Without altering anything, output the material below.
══ DATA SHOWN
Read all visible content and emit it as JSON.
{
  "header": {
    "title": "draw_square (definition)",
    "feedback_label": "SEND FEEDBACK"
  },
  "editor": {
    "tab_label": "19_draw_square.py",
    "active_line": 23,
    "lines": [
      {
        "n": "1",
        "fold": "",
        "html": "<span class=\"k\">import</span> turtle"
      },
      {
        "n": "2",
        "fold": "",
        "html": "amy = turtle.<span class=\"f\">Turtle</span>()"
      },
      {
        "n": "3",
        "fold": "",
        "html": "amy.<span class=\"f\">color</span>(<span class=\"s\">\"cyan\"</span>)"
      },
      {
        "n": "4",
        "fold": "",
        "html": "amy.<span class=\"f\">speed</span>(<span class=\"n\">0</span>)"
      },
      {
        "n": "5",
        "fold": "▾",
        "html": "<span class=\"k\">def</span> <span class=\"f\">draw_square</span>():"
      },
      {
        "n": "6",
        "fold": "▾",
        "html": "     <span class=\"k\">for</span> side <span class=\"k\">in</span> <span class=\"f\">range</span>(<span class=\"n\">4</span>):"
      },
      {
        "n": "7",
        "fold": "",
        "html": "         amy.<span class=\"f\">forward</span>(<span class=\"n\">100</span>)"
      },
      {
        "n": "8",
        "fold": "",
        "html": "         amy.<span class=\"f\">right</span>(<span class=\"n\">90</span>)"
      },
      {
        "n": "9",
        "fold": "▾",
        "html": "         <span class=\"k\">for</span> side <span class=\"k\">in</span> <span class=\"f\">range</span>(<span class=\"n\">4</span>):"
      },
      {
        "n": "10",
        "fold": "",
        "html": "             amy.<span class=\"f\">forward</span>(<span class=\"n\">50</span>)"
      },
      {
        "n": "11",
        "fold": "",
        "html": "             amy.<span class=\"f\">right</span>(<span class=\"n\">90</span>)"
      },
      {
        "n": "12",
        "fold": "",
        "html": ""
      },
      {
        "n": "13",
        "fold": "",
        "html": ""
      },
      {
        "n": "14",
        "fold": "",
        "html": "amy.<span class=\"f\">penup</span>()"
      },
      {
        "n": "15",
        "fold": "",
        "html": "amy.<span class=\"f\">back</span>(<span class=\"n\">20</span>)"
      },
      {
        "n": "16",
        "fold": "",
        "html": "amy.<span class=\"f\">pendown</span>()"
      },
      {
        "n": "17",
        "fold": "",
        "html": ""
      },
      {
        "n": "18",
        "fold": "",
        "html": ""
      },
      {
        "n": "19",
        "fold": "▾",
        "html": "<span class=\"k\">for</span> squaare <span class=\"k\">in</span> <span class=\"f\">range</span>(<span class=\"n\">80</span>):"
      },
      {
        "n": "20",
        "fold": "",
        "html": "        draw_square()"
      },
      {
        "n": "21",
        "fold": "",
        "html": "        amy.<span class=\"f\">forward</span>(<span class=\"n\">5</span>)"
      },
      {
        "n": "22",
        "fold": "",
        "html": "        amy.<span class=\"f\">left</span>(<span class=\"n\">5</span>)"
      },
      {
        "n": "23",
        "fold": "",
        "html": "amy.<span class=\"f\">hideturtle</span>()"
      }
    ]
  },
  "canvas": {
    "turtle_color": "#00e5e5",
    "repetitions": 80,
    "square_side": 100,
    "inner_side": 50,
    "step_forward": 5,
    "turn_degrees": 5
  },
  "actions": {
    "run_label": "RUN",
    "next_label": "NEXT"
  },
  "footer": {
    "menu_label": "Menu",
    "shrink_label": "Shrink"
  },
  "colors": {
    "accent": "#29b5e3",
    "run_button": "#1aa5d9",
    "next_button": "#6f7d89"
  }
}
════
COMPLETE RESPONSE |
Read all visible content and emit it as JSON.
{
  "header": {
    "title": "draw_square (definition)",
    "feedback_label": "SEND FEEDBACK"
  },
  "editor": {
    "tab_label": "19_draw_square.py",
    "active_line": 23,
    "lines": [
      {
        "n": "1",
        "fold": "",
        "html": "<span class=\"k\">import</span> turtle"
      },
      {
        "n": "2",
        "fold": "",
        "html": "amy = turtle.<span class=\"f\">Turtle</span>()"
      },
      {
        "n": "3",
        "fold": "",
        "html": "amy.<span class=\"f\">color</span>(<span class=\"s\">\"cyan\"</span>)"
      },
      {
        "n": "4",
        "fold": "",
        "html": "amy.<span class=\"f\">speed</span>(<span class=\"n\">0</span>)"
      },
      {
        "n": "5",
        "fold": "▾",
        "html": "<span class=\"k\">def</span> <span class=\"f\">draw_square</span>():"
      },
      {
        "n": "6",
        "fold": "▾",
        "html": "     <span class=\"k\">for</span> side <span class=\"k\">in</span> <span class=\"f\">range</span>(<span class=\"n\">4</span>):"
      },
      {
        "n": "7",
        "fold": "",
        "html": "         amy.<span class=\"f\">forward</span>(<span class=\"n\">100</span>)"
      },
      {
        "n": "8",
        "fold": "",
        "html": "         amy.<span class=\"f\">right</span>(<span class=\"n\">90</span>)"
      },
      {
        "n": "9",
        "fold": "▾",
        "html": "         <span class=\"k\">for</span> side <span class=\"k\">in</span> <span class=\"f\">range</span>(<span class=\"n\">4</span>):"
      },
      {
        "n": "10",
        "fold": "",
        "html": "             amy.<span class=\"f\">forward</span>(<span class=\"n\">50</span>)"
      },
      {
        "n": "11",
        "fold": "",
        "html": "             amy.<span class=\"f\">right</span>(<span class=\"n\">90</span>)"
      },
      {
        "n": "12",
        "fold": "",
        "html": ""
      },
      {
        "n": "13",
        "fold": "",
        "html": ""
      },
      {
        "n": "14",
        "fold": "",
        "html": "amy.<span class=\"f\">penup</span>()"
      },
      {
        "n": "15",
        "fold": "",
        "html": "amy.<span class=\"f\">back</span>(<span class=\"n\">20</span>)"
      },
      {
        "n": "16",
        "fold": "",
        "html": "amy.<span class=\"f\">pendown</span>()"
      },
      {
        "n": "17",
        "fold": "",
        "html": ""
      },
      {
        "n": "18",
        "fold": "",
        "html": ""
      },
      {
        "n": "19",
        "fold": "▾",
        "html": "<span class=\"k\">for</span> squaare <span class=\"k\">in</span> <span class=\"f\">range</span>(<span class=\"n\">80</span>):"
      },
      {
        "n": "20",
        "fold": "",
        "html": "        draw_square()"
      },
      {
        "n": "21",
        "fold": "",
        "html": "        amy.<span class=\"f\">forward</span>(<span class=\"n\">5</span>)"
      },
      {
        "n": "22",
        "fold": "",
        "html": "        amy.<span class=\"f\">left</span>(<span class=\"n\">5</span>)"
      },
      {
        "n": "23",
        "fold": "",
        "html": "amy.<span class=\"f\">hideturtle</span>()"
      }
    ]
  },
  "canvas": {
    "turtle_color": "#00e5e5",
    "repetitions": 80,
    "square_side": 100,
    "inner_side": 50,
    "step_forward": 5,
    "turn_degrees": 5
  },
  "actions": {
    "run_label": "RUN",
    "next_label": "NEXT"
  },
  "footer": {
    "menu_label": "Menu",
    "shrink_label": "Shrink"
  },
  "colors": {
    "accent": "#29b5e3",
    "run_button": "#1aa5d9",
    "next_button": "#6f7d89"
  }
}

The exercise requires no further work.